- Problem to work on
Print all of the entries exactly, minus the pictures.

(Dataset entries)
## Start

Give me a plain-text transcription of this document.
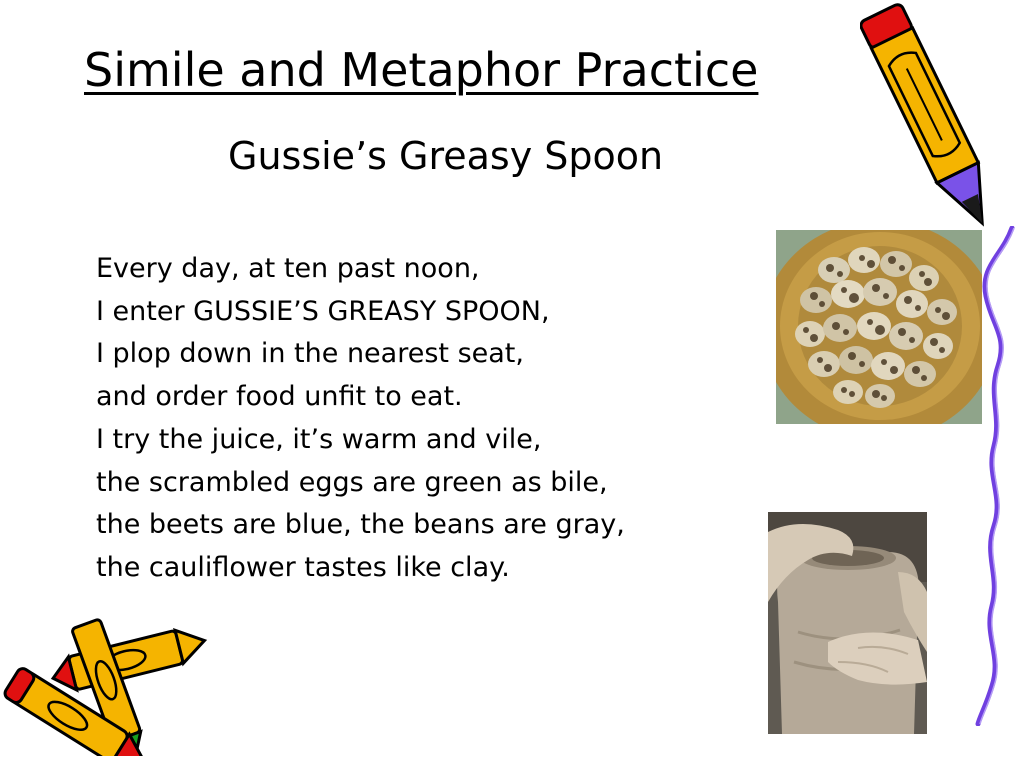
Simile and Metaphor Practice
Gussie’s Greasy Spoon
Every day, at ten past noon,
I enter GUSSIE’S GREASY SPOON,
I plop down in the nearest seat,
and order food unfit to eat.
I try the juice, it’s warm and vile,
the scrambled eggs are green as bile,
the beets are blue, the beans are gray,
the cauliflower tastes like clay.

## End

- Answer for the task
Give me a plain-text transcription of this document.
Simile and Metaphor Practice
Gussie’s Greasy Spoon
Every day, at ten past noon,
I enter GUSSIE’S GREASY SPOON,
I plop down in the nearest seat,
and order food unfit to eat.
I try the juice, it’s warm and vile,
the scrambled eggs are green as bile,
the beets are blue, the beans are gray,
the cauliflower tastes like clay.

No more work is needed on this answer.